--- Start Input material ---

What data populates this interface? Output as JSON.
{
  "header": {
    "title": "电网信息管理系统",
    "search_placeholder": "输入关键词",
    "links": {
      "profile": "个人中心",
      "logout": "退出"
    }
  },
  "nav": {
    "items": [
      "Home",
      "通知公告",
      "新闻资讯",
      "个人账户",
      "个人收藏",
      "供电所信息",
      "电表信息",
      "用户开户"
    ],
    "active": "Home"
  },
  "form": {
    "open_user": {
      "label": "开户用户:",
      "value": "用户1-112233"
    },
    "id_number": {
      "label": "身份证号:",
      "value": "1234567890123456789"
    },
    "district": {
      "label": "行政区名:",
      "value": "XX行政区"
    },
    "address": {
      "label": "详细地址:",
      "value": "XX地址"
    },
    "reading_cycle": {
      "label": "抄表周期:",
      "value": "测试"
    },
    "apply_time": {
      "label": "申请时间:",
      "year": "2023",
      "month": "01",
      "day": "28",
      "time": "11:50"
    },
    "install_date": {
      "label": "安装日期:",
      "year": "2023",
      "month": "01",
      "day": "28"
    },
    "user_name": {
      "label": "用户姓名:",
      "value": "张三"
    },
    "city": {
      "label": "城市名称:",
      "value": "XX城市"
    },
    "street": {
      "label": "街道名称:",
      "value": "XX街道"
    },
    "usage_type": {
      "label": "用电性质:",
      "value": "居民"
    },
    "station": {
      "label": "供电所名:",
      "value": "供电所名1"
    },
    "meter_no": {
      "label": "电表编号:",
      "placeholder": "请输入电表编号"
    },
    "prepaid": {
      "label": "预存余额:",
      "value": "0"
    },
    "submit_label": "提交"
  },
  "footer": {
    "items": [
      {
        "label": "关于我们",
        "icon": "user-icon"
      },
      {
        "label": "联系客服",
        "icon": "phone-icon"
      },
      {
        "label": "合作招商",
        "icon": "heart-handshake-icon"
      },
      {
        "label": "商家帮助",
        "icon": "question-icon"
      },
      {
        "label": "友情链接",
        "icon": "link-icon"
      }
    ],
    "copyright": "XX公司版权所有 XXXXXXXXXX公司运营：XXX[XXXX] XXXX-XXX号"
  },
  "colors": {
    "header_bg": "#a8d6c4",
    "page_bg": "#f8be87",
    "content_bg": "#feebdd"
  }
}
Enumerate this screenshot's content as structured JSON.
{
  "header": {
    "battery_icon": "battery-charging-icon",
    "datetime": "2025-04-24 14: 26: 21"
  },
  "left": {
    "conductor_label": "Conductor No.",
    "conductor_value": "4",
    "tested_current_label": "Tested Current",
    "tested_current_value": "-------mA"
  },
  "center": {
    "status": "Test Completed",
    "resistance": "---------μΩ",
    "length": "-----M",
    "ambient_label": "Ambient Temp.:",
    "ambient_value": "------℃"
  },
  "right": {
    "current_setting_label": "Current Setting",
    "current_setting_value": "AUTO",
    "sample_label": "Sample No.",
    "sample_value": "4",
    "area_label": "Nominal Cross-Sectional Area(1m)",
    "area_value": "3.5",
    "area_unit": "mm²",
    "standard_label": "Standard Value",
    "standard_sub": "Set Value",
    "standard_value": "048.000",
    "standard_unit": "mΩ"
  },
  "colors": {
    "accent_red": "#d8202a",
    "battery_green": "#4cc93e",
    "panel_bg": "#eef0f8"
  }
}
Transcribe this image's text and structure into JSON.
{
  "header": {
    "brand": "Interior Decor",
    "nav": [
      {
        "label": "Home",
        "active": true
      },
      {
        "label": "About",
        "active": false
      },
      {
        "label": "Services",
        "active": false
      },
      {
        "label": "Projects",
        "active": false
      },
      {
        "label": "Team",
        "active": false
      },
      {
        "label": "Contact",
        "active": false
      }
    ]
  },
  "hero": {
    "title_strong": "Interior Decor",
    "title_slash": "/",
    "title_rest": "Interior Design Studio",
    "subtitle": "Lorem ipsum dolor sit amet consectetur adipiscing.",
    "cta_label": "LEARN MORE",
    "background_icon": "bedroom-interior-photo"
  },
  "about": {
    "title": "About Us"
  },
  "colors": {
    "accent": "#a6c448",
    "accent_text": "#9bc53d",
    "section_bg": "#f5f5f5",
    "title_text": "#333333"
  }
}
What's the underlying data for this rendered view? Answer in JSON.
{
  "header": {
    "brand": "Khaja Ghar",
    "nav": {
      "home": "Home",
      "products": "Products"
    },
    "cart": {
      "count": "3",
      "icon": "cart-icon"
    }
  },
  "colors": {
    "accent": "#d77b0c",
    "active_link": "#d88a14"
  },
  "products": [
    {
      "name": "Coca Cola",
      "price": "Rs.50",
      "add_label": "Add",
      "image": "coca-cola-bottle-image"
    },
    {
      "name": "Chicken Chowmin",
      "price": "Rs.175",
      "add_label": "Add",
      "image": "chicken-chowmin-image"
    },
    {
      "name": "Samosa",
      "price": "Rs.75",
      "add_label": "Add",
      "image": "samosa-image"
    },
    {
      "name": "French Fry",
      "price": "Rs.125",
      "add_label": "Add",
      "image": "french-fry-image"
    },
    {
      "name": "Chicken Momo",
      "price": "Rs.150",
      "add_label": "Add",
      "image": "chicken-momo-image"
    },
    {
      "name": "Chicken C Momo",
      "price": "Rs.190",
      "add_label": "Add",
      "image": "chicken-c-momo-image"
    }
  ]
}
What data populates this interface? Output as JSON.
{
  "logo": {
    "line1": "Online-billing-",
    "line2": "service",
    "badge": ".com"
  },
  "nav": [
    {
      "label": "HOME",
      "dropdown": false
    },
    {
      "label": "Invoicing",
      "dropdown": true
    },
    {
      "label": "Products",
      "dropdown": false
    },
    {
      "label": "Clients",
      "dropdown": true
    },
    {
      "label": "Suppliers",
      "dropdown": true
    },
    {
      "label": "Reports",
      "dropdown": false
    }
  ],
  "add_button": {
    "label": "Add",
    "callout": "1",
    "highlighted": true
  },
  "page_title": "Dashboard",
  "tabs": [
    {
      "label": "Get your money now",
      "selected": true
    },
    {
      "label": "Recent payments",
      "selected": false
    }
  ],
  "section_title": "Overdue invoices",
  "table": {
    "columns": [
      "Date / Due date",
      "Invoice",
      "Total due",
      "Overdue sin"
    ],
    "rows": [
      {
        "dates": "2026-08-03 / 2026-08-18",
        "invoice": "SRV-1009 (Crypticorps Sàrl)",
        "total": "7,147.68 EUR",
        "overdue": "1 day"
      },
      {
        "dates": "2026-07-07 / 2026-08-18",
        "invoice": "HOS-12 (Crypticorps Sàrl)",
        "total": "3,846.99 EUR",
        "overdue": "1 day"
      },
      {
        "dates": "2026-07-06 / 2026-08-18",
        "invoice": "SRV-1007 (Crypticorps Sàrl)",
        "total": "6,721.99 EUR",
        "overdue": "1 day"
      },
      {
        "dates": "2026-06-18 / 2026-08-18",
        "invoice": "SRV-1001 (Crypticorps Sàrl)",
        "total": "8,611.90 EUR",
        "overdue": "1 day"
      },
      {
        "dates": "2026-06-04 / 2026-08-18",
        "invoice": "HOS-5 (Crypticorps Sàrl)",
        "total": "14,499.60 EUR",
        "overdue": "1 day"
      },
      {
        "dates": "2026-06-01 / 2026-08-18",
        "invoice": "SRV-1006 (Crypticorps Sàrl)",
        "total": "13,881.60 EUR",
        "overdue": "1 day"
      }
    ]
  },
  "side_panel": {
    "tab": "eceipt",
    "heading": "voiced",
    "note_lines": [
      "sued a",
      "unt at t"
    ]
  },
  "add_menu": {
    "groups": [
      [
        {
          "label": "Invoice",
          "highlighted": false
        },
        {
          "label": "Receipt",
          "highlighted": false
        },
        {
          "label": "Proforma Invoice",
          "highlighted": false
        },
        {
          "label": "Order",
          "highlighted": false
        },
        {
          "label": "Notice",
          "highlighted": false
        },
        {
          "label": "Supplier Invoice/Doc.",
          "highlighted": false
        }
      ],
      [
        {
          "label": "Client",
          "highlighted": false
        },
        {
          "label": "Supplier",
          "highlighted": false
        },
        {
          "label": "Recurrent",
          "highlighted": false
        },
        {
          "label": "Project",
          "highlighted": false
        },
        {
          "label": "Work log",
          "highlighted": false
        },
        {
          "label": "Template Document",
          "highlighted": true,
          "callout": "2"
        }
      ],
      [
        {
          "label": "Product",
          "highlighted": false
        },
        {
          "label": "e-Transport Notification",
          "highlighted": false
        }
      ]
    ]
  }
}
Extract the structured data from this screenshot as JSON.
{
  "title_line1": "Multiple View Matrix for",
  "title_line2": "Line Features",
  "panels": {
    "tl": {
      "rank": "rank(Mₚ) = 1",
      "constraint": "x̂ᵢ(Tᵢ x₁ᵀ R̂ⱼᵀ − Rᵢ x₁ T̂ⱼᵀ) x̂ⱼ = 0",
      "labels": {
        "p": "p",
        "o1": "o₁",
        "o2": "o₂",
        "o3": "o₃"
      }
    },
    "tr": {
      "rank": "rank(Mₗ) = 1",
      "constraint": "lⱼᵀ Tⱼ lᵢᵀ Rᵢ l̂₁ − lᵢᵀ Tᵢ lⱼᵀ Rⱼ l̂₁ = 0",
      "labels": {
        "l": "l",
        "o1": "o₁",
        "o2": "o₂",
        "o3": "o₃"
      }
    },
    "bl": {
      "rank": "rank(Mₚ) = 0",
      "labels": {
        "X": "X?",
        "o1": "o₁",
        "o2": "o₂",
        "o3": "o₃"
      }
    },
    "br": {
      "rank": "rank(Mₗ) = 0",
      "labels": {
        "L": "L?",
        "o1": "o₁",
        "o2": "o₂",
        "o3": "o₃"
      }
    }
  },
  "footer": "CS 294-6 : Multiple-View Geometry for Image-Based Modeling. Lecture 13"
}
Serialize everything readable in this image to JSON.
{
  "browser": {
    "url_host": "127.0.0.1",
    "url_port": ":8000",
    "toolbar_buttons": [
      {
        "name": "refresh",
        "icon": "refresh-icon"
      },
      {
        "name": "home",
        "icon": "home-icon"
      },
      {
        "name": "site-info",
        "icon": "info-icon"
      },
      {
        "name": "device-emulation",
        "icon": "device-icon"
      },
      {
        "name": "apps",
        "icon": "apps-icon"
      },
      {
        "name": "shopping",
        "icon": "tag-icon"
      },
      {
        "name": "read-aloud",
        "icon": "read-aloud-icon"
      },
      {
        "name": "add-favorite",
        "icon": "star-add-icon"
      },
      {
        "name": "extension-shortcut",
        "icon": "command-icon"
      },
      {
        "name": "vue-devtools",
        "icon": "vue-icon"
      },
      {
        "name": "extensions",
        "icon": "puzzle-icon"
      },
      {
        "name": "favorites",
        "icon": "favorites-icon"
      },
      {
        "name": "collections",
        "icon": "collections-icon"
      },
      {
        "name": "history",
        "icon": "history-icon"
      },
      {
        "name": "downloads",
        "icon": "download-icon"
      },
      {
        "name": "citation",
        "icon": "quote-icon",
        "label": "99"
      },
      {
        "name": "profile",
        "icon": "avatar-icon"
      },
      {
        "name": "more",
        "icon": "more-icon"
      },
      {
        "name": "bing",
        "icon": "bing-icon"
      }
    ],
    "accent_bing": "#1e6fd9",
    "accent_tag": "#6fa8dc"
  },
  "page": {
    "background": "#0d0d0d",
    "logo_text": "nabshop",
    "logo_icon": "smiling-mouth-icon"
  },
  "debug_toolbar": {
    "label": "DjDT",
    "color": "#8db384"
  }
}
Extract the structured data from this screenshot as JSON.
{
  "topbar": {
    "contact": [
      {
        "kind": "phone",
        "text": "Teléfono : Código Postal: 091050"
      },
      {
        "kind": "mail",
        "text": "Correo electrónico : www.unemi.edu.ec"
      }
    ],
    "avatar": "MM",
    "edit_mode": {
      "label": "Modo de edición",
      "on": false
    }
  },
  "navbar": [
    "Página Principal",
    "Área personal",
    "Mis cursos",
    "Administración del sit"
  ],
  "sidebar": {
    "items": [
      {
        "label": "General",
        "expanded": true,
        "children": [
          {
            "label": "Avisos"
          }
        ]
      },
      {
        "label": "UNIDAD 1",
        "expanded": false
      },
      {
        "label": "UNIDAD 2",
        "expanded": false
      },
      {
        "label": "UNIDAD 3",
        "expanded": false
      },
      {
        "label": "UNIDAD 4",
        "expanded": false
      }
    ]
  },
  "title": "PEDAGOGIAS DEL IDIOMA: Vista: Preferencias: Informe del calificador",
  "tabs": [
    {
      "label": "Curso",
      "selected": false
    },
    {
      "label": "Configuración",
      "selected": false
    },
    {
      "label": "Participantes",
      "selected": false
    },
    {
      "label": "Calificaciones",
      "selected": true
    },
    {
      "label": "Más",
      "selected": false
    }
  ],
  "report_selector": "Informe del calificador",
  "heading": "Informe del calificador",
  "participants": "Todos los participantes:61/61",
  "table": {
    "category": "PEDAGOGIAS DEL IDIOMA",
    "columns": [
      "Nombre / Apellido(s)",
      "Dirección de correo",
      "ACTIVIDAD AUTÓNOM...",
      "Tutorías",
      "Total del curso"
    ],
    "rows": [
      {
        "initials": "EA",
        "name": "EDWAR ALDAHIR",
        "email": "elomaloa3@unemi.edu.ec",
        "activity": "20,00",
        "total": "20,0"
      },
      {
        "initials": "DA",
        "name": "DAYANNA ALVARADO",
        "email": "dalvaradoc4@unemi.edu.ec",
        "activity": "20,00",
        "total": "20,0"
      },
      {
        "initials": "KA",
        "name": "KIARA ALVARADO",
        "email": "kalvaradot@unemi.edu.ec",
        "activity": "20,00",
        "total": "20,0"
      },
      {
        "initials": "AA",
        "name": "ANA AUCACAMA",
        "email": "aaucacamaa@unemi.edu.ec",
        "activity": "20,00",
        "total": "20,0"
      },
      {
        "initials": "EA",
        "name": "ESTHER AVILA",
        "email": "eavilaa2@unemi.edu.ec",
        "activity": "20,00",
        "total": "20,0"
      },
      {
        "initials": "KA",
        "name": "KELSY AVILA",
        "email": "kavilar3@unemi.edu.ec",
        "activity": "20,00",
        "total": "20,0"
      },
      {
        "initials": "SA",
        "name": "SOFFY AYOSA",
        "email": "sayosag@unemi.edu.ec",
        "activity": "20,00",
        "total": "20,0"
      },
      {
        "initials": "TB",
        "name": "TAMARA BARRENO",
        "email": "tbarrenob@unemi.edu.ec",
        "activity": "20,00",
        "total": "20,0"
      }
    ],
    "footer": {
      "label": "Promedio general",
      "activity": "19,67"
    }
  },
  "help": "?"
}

--- End Input material ---

* What to do
Extract every line above that contains the word "aloud".

* Exercise solution
        "name": "read-aloud",
        "icon": "read-aloud-icon"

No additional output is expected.